▸ **Instruction**
Each line that holds the word "JSON" counts once; give the total for the records below and nothing else.

(Figure collection entries)

☆ ☆ ☆

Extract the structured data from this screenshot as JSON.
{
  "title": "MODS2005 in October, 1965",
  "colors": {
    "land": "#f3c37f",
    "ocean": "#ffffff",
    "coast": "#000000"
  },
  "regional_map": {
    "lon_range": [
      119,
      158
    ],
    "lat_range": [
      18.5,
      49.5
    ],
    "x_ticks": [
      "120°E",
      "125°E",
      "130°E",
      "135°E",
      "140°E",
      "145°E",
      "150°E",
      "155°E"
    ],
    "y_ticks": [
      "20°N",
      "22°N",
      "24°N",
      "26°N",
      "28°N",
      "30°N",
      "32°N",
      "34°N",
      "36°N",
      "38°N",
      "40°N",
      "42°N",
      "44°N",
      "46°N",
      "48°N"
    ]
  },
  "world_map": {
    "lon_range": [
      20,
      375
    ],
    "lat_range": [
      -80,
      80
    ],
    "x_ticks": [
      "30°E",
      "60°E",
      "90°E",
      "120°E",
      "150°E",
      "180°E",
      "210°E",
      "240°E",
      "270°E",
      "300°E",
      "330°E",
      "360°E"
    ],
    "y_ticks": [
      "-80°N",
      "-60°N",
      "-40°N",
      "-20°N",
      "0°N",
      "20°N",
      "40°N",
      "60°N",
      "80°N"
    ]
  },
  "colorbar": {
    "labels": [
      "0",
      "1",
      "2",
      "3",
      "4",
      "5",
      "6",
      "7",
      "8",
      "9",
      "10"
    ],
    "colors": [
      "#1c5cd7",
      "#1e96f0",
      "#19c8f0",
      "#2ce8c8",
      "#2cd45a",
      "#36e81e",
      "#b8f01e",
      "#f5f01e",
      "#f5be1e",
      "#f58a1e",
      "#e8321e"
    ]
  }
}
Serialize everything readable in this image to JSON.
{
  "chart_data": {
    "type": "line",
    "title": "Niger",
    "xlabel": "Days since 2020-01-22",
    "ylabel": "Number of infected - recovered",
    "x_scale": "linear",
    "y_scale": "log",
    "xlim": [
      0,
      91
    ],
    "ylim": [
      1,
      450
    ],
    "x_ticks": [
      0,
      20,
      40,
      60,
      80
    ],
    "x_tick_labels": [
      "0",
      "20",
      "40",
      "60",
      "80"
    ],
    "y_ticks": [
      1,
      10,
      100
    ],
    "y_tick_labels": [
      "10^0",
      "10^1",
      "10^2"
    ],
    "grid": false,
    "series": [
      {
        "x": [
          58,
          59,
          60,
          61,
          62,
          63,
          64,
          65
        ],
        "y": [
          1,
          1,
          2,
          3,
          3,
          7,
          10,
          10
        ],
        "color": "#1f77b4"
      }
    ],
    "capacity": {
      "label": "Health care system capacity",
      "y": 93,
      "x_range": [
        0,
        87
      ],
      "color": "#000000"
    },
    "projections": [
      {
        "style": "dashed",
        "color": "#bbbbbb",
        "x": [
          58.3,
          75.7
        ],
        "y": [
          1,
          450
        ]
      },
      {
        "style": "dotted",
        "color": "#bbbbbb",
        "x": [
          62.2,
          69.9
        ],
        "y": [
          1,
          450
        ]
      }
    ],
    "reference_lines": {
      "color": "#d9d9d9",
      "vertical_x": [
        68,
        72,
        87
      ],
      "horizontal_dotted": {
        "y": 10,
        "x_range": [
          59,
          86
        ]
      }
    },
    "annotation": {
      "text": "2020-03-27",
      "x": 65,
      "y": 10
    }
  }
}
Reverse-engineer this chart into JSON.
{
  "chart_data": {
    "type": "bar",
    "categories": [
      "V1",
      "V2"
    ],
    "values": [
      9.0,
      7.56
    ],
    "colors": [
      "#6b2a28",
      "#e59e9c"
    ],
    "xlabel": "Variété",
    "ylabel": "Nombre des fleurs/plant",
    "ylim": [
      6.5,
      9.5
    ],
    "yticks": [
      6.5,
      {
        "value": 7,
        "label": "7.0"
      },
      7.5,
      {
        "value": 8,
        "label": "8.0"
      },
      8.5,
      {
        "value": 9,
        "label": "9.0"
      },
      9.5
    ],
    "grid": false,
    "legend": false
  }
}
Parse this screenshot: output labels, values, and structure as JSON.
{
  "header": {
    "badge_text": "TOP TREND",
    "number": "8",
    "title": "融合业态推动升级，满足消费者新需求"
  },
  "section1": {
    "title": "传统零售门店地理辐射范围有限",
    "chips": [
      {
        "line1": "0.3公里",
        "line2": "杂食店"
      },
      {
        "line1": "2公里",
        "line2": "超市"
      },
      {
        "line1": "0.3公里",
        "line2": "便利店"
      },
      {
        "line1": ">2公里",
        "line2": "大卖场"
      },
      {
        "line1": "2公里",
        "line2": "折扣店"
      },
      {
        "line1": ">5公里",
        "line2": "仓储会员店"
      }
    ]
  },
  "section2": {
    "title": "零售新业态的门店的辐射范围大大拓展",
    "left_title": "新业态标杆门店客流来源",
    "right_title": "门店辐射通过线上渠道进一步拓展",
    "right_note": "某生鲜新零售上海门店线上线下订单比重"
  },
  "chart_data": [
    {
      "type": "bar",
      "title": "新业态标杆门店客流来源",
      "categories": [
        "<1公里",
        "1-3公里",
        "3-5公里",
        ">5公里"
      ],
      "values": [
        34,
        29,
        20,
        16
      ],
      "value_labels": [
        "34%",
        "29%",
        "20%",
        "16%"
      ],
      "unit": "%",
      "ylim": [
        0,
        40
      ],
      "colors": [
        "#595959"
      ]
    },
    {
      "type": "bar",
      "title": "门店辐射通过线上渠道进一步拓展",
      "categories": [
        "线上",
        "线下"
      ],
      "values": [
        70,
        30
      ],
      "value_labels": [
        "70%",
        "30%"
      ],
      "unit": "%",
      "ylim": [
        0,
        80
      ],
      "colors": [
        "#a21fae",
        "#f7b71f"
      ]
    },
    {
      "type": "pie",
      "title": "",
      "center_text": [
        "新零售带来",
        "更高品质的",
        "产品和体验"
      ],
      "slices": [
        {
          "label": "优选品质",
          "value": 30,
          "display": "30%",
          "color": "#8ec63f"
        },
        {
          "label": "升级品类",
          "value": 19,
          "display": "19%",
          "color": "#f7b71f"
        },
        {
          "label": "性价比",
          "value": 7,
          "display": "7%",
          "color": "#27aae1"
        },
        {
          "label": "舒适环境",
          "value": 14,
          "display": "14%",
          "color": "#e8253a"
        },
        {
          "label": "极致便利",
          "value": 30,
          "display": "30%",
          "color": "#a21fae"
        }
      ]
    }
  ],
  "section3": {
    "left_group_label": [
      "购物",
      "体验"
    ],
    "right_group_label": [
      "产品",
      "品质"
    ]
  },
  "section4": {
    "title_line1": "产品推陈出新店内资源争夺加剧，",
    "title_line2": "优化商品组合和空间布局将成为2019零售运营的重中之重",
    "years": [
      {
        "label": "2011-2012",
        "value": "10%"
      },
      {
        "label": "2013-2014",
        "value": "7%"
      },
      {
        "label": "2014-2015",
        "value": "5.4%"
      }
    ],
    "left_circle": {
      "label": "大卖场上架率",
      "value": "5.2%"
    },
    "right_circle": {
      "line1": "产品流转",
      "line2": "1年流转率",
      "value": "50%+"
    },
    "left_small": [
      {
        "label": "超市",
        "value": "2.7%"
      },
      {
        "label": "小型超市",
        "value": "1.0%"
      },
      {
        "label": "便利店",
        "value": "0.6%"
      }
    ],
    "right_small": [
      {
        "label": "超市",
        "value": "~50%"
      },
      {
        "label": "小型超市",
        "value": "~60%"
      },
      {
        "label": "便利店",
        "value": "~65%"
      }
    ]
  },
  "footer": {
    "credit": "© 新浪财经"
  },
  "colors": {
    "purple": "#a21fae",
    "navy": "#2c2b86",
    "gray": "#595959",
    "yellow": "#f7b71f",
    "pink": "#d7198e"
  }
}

☆ ☆ ☆

▸ **Solved exercise**
4